Quote every line as given.

▸ Records about charts and figures:
◆ ◆ ◆ ◆
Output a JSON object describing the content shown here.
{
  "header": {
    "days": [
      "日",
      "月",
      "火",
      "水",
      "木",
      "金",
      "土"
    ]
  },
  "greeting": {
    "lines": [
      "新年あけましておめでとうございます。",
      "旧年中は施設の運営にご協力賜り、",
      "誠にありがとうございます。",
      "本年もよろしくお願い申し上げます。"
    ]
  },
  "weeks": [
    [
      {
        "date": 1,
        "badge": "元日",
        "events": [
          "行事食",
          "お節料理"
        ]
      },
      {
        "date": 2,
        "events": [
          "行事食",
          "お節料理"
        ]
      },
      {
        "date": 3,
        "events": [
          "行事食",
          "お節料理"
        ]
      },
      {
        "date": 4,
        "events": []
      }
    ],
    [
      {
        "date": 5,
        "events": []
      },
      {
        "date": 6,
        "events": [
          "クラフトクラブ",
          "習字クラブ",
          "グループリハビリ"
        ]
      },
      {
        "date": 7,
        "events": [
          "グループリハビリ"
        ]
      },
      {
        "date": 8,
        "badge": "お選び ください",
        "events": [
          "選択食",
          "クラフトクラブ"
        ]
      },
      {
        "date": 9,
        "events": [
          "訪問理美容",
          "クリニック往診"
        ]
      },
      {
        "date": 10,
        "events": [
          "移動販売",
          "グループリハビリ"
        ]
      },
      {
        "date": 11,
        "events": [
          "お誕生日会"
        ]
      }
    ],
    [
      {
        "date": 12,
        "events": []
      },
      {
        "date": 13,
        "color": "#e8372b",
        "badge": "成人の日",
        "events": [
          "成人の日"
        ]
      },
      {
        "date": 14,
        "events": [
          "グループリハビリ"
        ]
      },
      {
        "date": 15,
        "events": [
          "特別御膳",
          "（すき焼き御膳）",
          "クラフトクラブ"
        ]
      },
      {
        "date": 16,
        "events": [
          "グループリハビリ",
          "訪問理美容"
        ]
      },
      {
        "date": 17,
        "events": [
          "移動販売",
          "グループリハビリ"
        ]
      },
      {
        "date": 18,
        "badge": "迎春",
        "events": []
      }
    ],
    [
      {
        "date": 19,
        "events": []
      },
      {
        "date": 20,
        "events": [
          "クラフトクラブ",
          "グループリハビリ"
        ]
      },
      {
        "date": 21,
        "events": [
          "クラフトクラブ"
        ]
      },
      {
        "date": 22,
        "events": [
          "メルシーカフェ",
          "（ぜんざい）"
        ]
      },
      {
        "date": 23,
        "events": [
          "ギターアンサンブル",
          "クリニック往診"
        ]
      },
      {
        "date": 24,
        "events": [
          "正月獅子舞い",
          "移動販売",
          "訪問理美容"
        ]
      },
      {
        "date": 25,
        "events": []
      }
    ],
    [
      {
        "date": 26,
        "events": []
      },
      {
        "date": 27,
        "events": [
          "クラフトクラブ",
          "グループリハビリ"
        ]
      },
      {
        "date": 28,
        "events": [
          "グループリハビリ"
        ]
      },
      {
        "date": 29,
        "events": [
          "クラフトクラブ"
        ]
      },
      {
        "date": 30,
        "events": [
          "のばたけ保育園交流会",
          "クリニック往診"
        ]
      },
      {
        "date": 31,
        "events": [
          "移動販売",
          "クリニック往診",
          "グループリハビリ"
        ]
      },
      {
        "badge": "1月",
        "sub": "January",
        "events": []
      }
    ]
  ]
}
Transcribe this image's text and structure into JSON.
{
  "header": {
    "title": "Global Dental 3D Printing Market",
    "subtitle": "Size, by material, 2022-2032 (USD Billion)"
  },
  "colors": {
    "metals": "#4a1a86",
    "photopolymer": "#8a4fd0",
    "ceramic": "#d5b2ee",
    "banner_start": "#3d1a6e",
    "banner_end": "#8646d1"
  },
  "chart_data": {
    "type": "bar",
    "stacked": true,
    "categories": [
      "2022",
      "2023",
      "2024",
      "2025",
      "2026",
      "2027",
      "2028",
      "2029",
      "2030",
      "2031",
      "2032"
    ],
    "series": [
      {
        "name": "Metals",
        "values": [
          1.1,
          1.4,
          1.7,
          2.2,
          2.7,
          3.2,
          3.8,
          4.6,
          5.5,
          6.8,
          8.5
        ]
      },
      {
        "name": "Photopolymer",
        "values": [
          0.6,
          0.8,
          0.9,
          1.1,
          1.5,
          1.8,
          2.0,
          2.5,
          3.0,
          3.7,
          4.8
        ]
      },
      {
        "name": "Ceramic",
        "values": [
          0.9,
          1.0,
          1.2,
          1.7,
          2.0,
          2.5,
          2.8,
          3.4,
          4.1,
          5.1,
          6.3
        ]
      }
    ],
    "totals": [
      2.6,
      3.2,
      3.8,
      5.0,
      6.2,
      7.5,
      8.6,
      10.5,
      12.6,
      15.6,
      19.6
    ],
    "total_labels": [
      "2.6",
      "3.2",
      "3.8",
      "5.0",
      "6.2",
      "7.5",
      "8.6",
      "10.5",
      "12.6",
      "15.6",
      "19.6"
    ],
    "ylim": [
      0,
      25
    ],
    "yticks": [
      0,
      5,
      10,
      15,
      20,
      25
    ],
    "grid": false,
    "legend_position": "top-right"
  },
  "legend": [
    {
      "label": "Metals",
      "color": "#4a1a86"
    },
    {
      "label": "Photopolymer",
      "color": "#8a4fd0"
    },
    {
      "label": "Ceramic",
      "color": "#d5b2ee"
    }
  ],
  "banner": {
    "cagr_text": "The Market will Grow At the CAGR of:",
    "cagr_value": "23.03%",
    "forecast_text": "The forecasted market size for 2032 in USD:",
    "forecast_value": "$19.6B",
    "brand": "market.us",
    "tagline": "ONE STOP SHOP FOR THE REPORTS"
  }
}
◆ ◆ ◆ ◆
▸ SOLUTION:
Output a JSON object describing the content shown here.
{
  "header": {
    "days": [
      "日",
      "月",
      "火",
      "水",
      "木",
      "金",
      "土"
    ]
  },
  "greeting": {
    "lines": [
      "新年あけましておめでとうございます。",
      "旧年中は施設の運営にご協力賜り、",
      "誠にありがとうございます。",
      "本年もよろしくお願い申し上げます。"
    ]
  },
  "weeks": [
    [
      {
        "date": 1,
        "badge": "元日",
        "events": [
          "行事食",
          "お節料理"
        ]
      },
      {
        "date": 2,
        "events": [
          "行事食",
          "お節料理"
        ]
      },
      {
        "date": 3,
        "events": [
          "行事食",
          "お節料理"
        ]
      },
      {
        "date": 4,
        "events": []
      }
    ],
    [
      {
        "date": 5,
        "events": []
      },
      {
        "date": 6,
        "events": [
          "クラフトクラブ",
          "習字クラブ",
          "グループリハビリ"
        ]
      },
      {
        "date": 7,
        "events": [
          "グループリハビリ"
        ]
      },
      {
        "date": 8,
        "badge": "お選び ください",
        "events": [
          "選択食",
          "クラフトクラブ"
        ]
      },
      {
        "date": 9,
        "events": [
          "訪問理美容",
          "クリニック往診"
        ]
      },
      {
        "date": 10,
        "events": [
          "移動販売",
          "グループリハビリ"
        ]
      },
      {
        "date": 11,
        "events": [
          "お誕生日会"
        ]
      }
    ],
    [
      {
        "date": 12,
        "events": []
      },
      {
        "date": 13,
        "color": "#e8372b",
        "badge": "成人の日",
        "events": [
          "成人の日"
        ]
      },
      {
        "date": 14,
        "events": [
          "グループリハビリ"
        ]
      },
      {
        "date": 15,
        "events": [
          "特別御膳",
          "（すき焼き御膳）",
          "クラフトクラブ"
        ]
      },
      {
        "date": 16,
        "events": [
          "グループリハビリ",
          "訪問理美容"
        ]
      },
      {
        "date": 17,
        "events": [
          "移動販売",
          "グループリハビリ"
        ]
      },
      {
        "date": 18,
        "badge": "迎春",
        "events": []
      }
    ],
    [
      {
        "date": 19,
        "events": []
      },
      {
        "date": 20,
        "events": [
          "クラフトクラブ",
          "グループリハビリ"
        ]
      },
      {
        "date": 21,
        "events": [
          "クラフトクラブ"
        ]
      },
      {
        "date": 22,
        "events": [
          "メルシーカフェ",
          "（ぜんざい）"
        ]
      },
      {
        "date": 23,
        "events": [
          "ギターアンサンブル",
          "クリニック往診"
        ]
      },
      {
        "date": 24,
        "events": [
          "正月獅子舞い",
          "移動販売",
          "訪問理美容"
        ]
      },
      {
        "date": 25,
        "events": []
      }
    ],
    [
      {
        "date": 26,
        "events": []
      },
      {
        "date": 27,
        "events": [
          "クラフトクラブ",
          "グループリハビリ"
        ]
      },
      {
        "date": 28,
        "events": [
          "グループリハビリ"
        ]
      },
      {
        "date": 29,
        "events": [
          "クラフトクラブ"
        ]
      },
      {
        "date": 30,
        "events": [
          "のばたけ保育園交流会",
          "クリニック往診"
        ]
      },
      {
        "date": 31,
        "events": [
          "移動販売",
          "クリニック往診",
          "グループリハビリ"
        ]
      },
      {
        "badge": "1月",
        "sub": "January",
        "events": []
      }
    ]
  ]
}
Transcribe this image's text and structure into JSON.
{
  "header": {
    "title": "Global Dental 3D Printing Market",
    "subtitle": "Size, by material, 2022-2032 (USD Billion)"
  },
  "colors": {
    "metals": "#4a1a86",
    "photopolymer": "#8a4fd0",
    "ceramic": "#d5b2ee",
    "banner_start": "#3d1a6e",
    "banner_end": "#8646d1"
  },
  "chart_data": {
    "type": "bar",
    "stacked": true,
    "categories": [
      "2022",
      "2023",
      "2024",
      "2025",
      "2026",
      "2027",
      "2028",
      "2029",
      "2030",
      "2031",
      "2032"
    ],
    "series": [
      {
        "name": "Metals",
        "values": [
          1.1,
          1.4,
          1.7,
          2.2,
          2.7,
          3.2,
          3.8,
          4.6,
          5.5,
          6.8,
          8.5
        ]
      },
      {
        "name": "Photopolymer",
        "values": [
          0.6,
          0.8,
          0.9,
          1.1,
          1.5,
          1.8,
          2.0,
          2.5,
          3.0,
          3.7,
          4.8
        ]
      },
      {
        "name": "Ceramic",
        "values": [
          0.9,
          1.0,
          1.2,
          1.7,
          2.0,
          2.5,
          2.8,
          3.4,
          4.1,
          5.1,
          6.3
        ]
      }
    ],
    "totals": [
      2.6,
      3.2,
      3.8,
      5.0,
      6.2,
      7.5,
      8.6,
      10.5,
      12.6,
      15.6,
      19.6
    ],
    "total_labels": [
      "2.6",
      "3.2",
      "3.8",
      "5.0",
      "6.2",
      "7.5",
      "8.6",
      "10.5",
      "12.6",
      "15.6",
      "19.6"
    ],
    "ylim": [
      0,
      25
    ],
    "yticks": [
      0,
      5,
      10,
      15,
      20,
      25
    ],
    "grid": false,
    "legend_position": "top-right"
  },
  "legend": [
    {
      "label": "Metals",
      "color": "#4a1a86"
    },
    {
      "label": "Photopolymer",
      "color": "#8a4fd0"
    },
    {
      "label": "Ceramic",
      "color": "#d5b2ee"
    }
  ],
  "banner": {
    "cagr_text": "The Market will Grow At the CAGR of:",
    "cagr_value": "23.03%",
    "forecast_text": "The forecasted market size for 2032 in USD:",
    "forecast_value": "$19.6B",
    "brand": "market.us",
    "tagline": "ONE STOP SHOP FOR THE REPORTS"
  }
}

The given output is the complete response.